> _Data listing_
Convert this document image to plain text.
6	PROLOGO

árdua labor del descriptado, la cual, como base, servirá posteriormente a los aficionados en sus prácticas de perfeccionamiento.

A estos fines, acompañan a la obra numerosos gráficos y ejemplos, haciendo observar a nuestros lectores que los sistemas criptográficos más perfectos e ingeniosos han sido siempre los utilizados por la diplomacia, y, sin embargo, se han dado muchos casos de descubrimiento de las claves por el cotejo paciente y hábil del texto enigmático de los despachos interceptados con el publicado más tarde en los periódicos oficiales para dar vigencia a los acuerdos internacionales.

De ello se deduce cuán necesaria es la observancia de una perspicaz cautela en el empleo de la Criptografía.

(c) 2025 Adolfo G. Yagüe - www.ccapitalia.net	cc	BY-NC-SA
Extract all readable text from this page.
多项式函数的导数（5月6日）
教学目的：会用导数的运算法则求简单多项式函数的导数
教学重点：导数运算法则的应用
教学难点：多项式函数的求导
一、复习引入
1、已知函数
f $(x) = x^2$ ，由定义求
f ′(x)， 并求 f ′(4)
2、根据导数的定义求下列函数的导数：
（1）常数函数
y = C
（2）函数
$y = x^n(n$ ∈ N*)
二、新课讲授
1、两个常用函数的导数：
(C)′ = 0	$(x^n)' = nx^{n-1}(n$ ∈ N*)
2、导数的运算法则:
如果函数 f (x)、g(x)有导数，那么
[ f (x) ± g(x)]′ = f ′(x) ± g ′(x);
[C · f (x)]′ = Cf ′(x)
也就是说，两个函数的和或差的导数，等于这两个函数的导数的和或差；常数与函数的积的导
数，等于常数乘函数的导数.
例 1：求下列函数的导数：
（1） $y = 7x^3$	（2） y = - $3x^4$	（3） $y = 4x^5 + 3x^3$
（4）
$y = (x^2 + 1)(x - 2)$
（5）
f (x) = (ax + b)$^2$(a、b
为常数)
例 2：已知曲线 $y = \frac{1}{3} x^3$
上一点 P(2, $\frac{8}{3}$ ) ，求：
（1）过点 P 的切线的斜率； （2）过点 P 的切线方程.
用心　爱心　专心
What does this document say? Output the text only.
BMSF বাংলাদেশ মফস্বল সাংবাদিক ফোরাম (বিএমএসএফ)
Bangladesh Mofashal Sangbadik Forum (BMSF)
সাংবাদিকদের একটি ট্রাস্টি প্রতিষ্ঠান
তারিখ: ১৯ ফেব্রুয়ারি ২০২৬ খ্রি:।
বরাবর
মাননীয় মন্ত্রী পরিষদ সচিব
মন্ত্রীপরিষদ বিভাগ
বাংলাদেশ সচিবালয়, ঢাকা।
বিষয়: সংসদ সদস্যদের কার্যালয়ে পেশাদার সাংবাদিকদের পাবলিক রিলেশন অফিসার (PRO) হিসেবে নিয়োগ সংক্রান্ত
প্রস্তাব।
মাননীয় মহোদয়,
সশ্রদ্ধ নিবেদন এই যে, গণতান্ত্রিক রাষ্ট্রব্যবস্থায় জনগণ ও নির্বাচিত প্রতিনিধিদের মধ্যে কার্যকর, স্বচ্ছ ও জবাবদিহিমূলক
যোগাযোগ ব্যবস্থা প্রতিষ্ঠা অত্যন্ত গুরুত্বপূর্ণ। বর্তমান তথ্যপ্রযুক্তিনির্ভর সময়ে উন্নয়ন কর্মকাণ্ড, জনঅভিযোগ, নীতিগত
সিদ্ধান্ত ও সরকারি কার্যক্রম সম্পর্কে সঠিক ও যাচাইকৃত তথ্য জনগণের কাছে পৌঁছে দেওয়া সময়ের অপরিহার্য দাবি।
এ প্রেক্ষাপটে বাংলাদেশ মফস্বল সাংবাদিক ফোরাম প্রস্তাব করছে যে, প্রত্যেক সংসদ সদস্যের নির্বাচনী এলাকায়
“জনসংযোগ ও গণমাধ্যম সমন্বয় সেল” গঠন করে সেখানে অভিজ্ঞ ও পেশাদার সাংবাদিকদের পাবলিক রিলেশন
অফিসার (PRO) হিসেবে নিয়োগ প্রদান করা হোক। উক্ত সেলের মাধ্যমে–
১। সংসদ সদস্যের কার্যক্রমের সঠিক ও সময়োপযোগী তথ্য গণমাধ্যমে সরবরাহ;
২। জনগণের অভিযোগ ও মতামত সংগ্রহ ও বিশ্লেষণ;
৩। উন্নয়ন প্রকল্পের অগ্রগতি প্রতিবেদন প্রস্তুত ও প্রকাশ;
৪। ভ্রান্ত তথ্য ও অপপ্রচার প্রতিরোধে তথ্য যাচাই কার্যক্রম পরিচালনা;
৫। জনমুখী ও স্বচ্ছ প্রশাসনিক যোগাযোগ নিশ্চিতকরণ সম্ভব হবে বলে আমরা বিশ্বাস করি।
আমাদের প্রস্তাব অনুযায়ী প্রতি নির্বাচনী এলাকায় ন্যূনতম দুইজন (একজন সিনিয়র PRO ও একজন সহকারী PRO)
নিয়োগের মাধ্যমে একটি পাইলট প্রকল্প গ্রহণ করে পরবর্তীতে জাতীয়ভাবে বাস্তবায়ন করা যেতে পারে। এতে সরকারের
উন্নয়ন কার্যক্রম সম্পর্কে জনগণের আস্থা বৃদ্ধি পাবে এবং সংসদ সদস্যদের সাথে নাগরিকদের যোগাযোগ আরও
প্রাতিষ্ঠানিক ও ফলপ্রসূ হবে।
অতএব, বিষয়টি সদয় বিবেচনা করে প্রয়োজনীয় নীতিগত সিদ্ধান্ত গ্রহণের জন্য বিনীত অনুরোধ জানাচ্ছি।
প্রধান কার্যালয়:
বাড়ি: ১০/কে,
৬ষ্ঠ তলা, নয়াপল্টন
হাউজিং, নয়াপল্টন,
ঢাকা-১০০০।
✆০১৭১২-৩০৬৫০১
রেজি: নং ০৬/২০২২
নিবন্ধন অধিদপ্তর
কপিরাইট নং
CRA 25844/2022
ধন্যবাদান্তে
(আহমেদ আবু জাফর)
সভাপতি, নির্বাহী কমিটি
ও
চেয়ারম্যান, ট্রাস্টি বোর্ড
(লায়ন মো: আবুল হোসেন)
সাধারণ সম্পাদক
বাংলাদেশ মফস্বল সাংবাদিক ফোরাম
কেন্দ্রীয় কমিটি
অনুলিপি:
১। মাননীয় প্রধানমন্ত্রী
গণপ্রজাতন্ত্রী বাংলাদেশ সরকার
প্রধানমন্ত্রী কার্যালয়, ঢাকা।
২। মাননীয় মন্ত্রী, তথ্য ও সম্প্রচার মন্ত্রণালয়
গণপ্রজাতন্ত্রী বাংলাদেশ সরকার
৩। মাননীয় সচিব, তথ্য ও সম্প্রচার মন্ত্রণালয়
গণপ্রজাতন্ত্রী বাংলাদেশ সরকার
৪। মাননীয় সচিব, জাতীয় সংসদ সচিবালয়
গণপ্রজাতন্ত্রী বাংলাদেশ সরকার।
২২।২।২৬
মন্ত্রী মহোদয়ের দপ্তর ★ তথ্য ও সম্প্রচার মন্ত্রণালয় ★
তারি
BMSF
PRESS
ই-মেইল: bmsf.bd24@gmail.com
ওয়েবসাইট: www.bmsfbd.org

> _Exercise brief_
Find every line above that contains the word "document", and return each one.

> _Result of the task_
Convert this document image to plain text.
What does this document say? Output the text only.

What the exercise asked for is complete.